Task statement. Scan the entries below for the word "Crunchbase". Copy each line that has it.

----

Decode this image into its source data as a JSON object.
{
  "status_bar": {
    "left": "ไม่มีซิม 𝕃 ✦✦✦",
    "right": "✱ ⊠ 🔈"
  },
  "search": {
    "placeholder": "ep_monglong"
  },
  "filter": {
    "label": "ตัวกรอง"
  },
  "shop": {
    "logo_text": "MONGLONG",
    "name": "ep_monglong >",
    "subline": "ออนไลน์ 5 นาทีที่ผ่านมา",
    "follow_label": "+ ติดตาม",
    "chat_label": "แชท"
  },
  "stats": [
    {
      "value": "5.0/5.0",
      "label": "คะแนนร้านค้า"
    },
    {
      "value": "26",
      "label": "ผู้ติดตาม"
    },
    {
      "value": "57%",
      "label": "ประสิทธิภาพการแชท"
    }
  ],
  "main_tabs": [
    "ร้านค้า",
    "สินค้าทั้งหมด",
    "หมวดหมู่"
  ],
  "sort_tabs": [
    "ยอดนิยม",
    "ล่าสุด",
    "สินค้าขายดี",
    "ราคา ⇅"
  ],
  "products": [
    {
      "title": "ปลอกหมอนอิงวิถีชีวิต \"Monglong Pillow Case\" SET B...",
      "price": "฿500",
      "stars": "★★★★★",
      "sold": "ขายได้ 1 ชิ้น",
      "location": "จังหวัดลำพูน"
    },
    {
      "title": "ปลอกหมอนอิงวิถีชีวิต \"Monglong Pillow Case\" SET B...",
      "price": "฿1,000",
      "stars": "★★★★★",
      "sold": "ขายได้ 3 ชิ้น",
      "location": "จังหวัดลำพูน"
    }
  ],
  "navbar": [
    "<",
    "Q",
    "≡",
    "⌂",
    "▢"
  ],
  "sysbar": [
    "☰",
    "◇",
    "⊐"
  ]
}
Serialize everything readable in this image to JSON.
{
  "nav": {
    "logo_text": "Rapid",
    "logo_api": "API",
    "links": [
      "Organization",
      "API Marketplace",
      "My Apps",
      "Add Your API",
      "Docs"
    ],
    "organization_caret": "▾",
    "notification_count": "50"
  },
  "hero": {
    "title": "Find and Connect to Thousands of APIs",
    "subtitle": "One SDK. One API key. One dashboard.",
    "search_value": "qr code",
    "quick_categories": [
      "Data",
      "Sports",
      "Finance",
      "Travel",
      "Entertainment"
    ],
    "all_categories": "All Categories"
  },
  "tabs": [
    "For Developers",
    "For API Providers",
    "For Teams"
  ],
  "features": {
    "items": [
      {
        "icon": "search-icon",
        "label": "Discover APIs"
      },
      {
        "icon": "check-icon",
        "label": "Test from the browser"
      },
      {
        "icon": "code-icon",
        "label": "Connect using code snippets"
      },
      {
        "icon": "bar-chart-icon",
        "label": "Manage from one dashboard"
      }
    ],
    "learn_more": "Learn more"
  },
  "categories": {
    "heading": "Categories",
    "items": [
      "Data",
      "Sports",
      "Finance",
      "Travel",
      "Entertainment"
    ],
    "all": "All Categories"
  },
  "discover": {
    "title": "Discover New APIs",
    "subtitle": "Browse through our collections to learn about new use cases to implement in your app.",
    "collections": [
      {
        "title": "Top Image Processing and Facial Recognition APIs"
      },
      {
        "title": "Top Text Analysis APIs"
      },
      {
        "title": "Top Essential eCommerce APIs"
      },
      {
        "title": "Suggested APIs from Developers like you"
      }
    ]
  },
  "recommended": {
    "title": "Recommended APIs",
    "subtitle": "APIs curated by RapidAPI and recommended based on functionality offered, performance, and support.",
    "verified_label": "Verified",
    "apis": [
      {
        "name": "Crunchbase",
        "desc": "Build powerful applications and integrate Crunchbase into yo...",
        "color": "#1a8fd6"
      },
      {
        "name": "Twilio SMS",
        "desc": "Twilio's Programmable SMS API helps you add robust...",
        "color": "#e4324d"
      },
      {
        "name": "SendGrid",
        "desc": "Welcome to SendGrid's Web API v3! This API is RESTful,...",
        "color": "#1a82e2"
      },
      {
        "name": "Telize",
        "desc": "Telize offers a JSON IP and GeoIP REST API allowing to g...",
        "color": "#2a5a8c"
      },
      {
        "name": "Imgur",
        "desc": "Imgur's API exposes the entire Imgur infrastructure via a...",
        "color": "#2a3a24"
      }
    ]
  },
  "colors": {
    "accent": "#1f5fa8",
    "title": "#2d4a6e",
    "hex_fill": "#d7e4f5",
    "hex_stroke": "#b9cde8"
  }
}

----

Result below.
        "name": "Crunchbase",
        "desc": "Build powerful applications and integrate Crunchbase into yo...",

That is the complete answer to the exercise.